- **Your goal**: Make an exact copy of the records, dropping all pictures.

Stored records
----

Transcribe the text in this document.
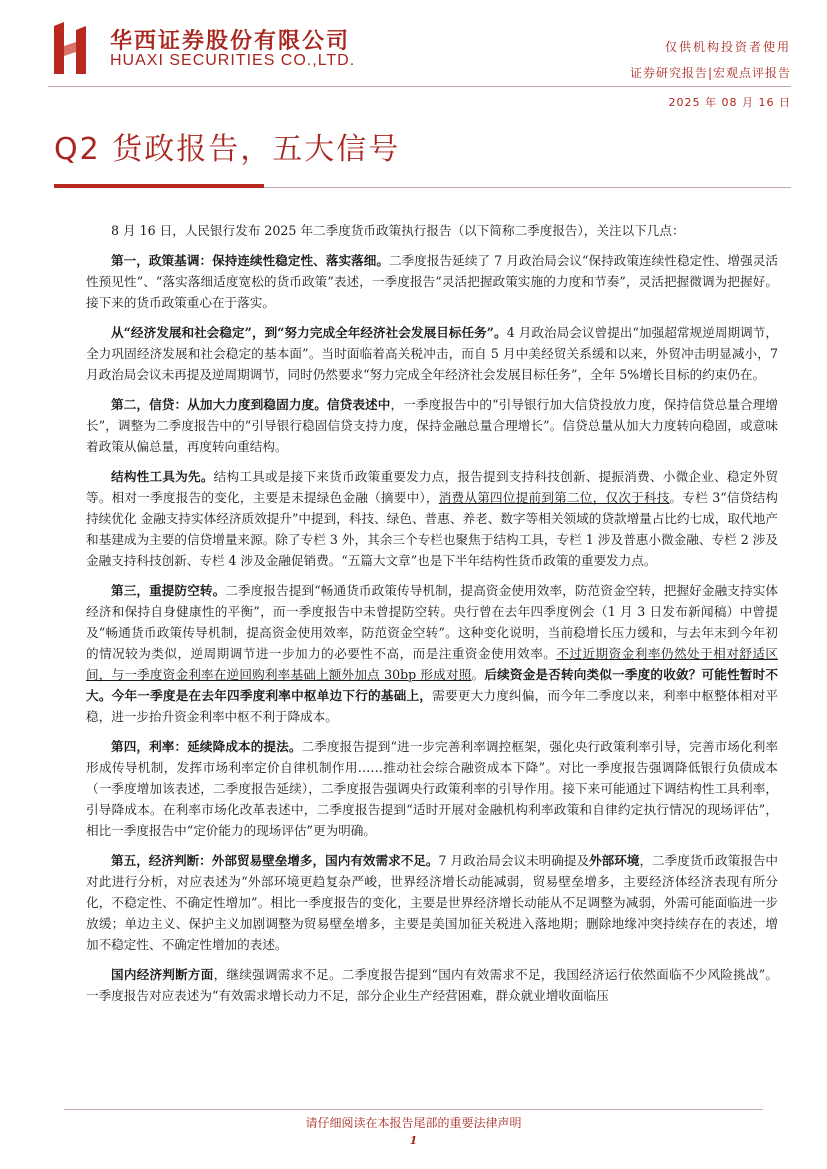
华西证券股份有限公司
HUAXI SECURITIES CO.,LTD.
仅供机构投资者使用
证券研究报告|宏观点评报告
2025 年 08 月 16 日
Q2 货政报告，五大信号

8 月 16 日，人民银行发布 2025 年二季度货币政策执行报告（以下简称二季度报告），关注以下几点：

第一，政策基调：保持连续性稳定性、落实落细。二季度报告延续了 7 月政治局会议“保持政策连续性稳定性、增强灵活性预见性”、“落实落细适度宽松的货币政策”表述，一季度报告“灵活把握政策实施的力度和节奏”，灵活把握微调为把握好。接下来的货币政策重心在于落实。

从“经济发展和社会稳定”，到“努力完成全年经济社会发展目标任务”。4 月政治局会议曾提出“加强超常规逆周期调节，全力巩固经济发展和社会稳定的基本面”。当时面临着高关税冲击，而自 5 月中美经贸关系缓和以来，外贸冲击明显减小，7 月政治局会议未再提及逆周期调节，同时仍然要求“努力完成全年经济社会发展目标任务”，全年 5%增长目标的约束仍在。

第二，信贷：从加大力度到稳固力度。信贷表述中，一季度报告中的“引导银行加大信贷投放力度，保持信贷总量合理增长”，调整为二季度报告中的“引导银行稳固信贷支持力度，保持金融总量合理增长”。信贷总量从加大力度转向稳固，或意味着政策从偏总量，再度转向重结构。

结构性工具为先。结构工具或是接下来货币政策重要发力点，报告提到支持科技创新、提振消费、小微企业、稳定外贸等。相对一季度报告的变化，主要是未提绿色金融（摘要中），消费从第四位提前到第二位，仅次于科技。专栏 3“信贷结构持续优化 金融支持实体经济质效提升”中提到，科技、绿色、普惠、养老、数字等相关领域的贷款增量占比约七成，取代地产和基建成为主要的信贷增量来源。除了专栏 3 外，其余三个专栏也聚焦于结构工具，专栏 1 涉及普惠小微金融、专栏 2 涉及金融支持科技创新、专栏 4 涉及金融促销费。“五篇大文章”也是下半年结构性货币政策的重要发力点。

第三，重提防空转。二季度报告提到“畅通货币政策传导机制，提高资金使用效率，防范资金空转，把握好金融支持实体经济和保持自身健康性的平衡”，而一季度报告中未曾提防空转。央行曾在去年四季度例会（1 月 3 日发布新闻稿）中曾提及“畅通货币政策传导机制，提高资金使用效率，防范资金空转”。这种变化说明，当前稳增长压力缓和，与去年末到今年初的情况较为类似，逆周期调节进一步加力的必要性不高，而是注重资金使用效率。不过近期资金利率仍然处于相对舒适区间，与一季度资金利率在逆回购利率基础上额外加点 30bp 形成对照。后续资金是否转向类似一季度的收敛？可能性暂时不大。今年一季度是在去年四季度利率中枢单边下行的基础上，需要更大力度纠偏，而今年二季度以来，利率中枢整体相对平稳，进一步抬升资金利率中枢不利于降成本。

第四，利率：延续降成本的提法。二季度报告提到“进一步完善利率调控框架，强化央行政策利率引导，完善市场化利率形成传导机制，发挥市场利率定价自律机制作用……推动社会综合融资成本下降”。对比一季度报告强调降低银行负债成本（一季度增加该表述，二季度报告延续），二季度报告强调央行政策利率的引导作用。接下来可能通过下调结构性工具利率，引导降成本。在利率市场化改革表述中，二季度报告提到“适时开展对金融机构利率政策和自律约定执行情况的现场评估”，相比一季度报告中“定价能力的现场评估”更为明确。

第五，经济判断：外部贸易壁垒增多，国内有效需求不足。7 月政治局会议未明确提及外部环境，二季度货币政策报告中对此进行分析，对应表述为“外部环境更趋复杂严峻，世界经济增长动能减弱，贸易壁垒增多，主要经济体经济表现有所分化，不稳定性、不确定性增加”。相比一季度报告的变化，主要是世界经济增长动能从不足调整为减弱，外需可能面临进一步放缓；单边主义、保护主义加剧调整为贸易壁垒增多，主要是美国加征关税进入落地期；删除地缘冲突持续存在的表述，增加不稳定性、不确定性增加的表述。

国内经济判断方面，继续强调需求不足。二季度报告提到“国内有效需求不足，我国经济运行依然面临不少风险挑战”。一季度报告对应表述为“有效需求增长动力不足，部分企业生产经营困难，群众就业增收面临压

请仔细阅读在本报告尾部的重要法律声明
1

----

- **The response**:
Transcribe the text in this document.
华西证券股份有限公司
HUAXI SECURITIES CO.,LTD.
仅供机构投资者使用
证券研究报告|宏观点评报告
2025 年 08 月 16 日
Q2 货政报告，五大信号

8 月 16 日，人民银行发布 2025 年二季度货币政策执行报告（以下简称二季度报告），关注以下几点：

第一，政策基调：保持连续性稳定性、落实落细。二季度报告延续了 7 月政治局会议“保持政策连续性稳定性、增强灵活性预见性”、“落实落细适度宽松的货币政策”表述，一季度报告“灵活把握政策实施的力度和节奏”，灵活把握微调为把握好。接下来的货币政策重心在于落实。

从“经济发展和社会稳定”，到“努力完成全年经济社会发展目标任务”。4 月政治局会议曾提出“加强超常规逆周期调节，全力巩固经济发展和社会稳定的基本面”。当时面临着高关税冲击，而自 5 月中美经贸关系缓和以来，外贸冲击明显减小，7 月政治局会议未再提及逆周期调节，同时仍然要求“努力完成全年经济社会发展目标任务”，全年 5%增长目标的约束仍在。

第二，信贷：从加大力度到稳固力度。信贷表述中，一季度报告中的“引导银行加大信贷投放力度，保持信贷总量合理增长”，调整为二季度报告中的“引导银行稳固信贷支持力度，保持金融总量合理增长”。信贷总量从加大力度转向稳固，或意味着政策从偏总量，再度转向重结构。

结构性工具为先。结构工具或是接下来货币政策重要发力点，报告提到支持科技创新、提振消费、小微企业、稳定外贸等。相对一季度报告的变化，主要是未提绿色金融（摘要中），消费从第四位提前到第二位，仅次于科技。专栏 3“信贷结构持续优化 金融支持实体经济质效提升”中提到，科技、绿色、普惠、养老、数字等相关领域的贷款增量占比约七成，取代地产和基建成为主要的信贷增量来源。除了专栏 3 外，其余三个专栏也聚焦于结构工具，专栏 1 涉及普惠小微金融、专栏 2 涉及金融支持科技创新、专栏 4 涉及金融促销费。“五篇大文章”也是下半年结构性货币政策的重要发力点。

第三，重提防空转。二季度报告提到“畅通货币政策传导机制，提高资金使用效率，防范资金空转，把握好金融支持实体经济和保持自身健康性的平衡”，而一季度报告中未曾提防空转。央行曾在去年四季度例会（1 月 3 日发布新闻稿）中曾提及“畅通货币政策传导机制，提高资金使用效率，防范资金空转”。这种变化说明，当前稳增长压力缓和，与去年末到今年初的情况较为类似，逆周期调节进一步加力的必要性不高，而是注重资金使用效率。不过近期资金利率仍然处于相对舒适区间，与一季度资金利率在逆回购利率基础上额外加点 30bp 形成对照。后续资金是否转向类似一季度的收敛？可能性暂时不大。今年一季度是在去年四季度利率中枢单边下行的基础上，需要更大力度纠偏，而今年二季度以来，利率中枢整体相对平稳，进一步抬升资金利率中枢不利于降成本。

第四，利率：延续降成本的提法。二季度报告提到“进一步完善利率调控框架，强化央行政策利率引导，完善市场化利率形成传导机制，发挥市场利率定价自律机制作用……推动社会综合融资成本下降”。对比一季度报告强调降低银行负债成本（一季度增加该表述，二季度报告延续），二季度报告强调央行政策利率的引导作用。接下来可能通过下调结构性工具利率，引导降成本。在利率市场化改革表述中，二季度报告提到“适时开展对金融机构利率政策和自律约定执行情况的现场评估”，相比一季度报告中“定价能力的现场评估”更为明确。

第五，经济判断：外部贸易壁垒增多，国内有效需求不足。7 月政治局会议未明确提及外部环境，二季度货币政策报告中对此进行分析，对应表述为“外部环境更趋复杂严峻，世界经济增长动能减弱，贸易壁垒增多，主要经济体经济表现有所分化，不稳定性、不确定性增加”。相比一季度报告的变化，主要是世界经济增长动能从不足调整为减弱，外需可能面临进一步放缓；单边主义、保护主义加剧调整为贸易壁垒增多，主要是美国加征关税进入落地期；删除地缘冲突持续存在的表述，增加不稳定性、不确定性增加的表述。

国内经济判断方面，继续强调需求不足。二季度报告提到“国内有效需求不足，我国经济运行依然面临不少风险挑战”。一季度报告对应表述为“有效需求增长动力不足，部分企业生产经营困难，群众就业增收面临压

请仔细阅读在本报告尾部的重要法律声明
1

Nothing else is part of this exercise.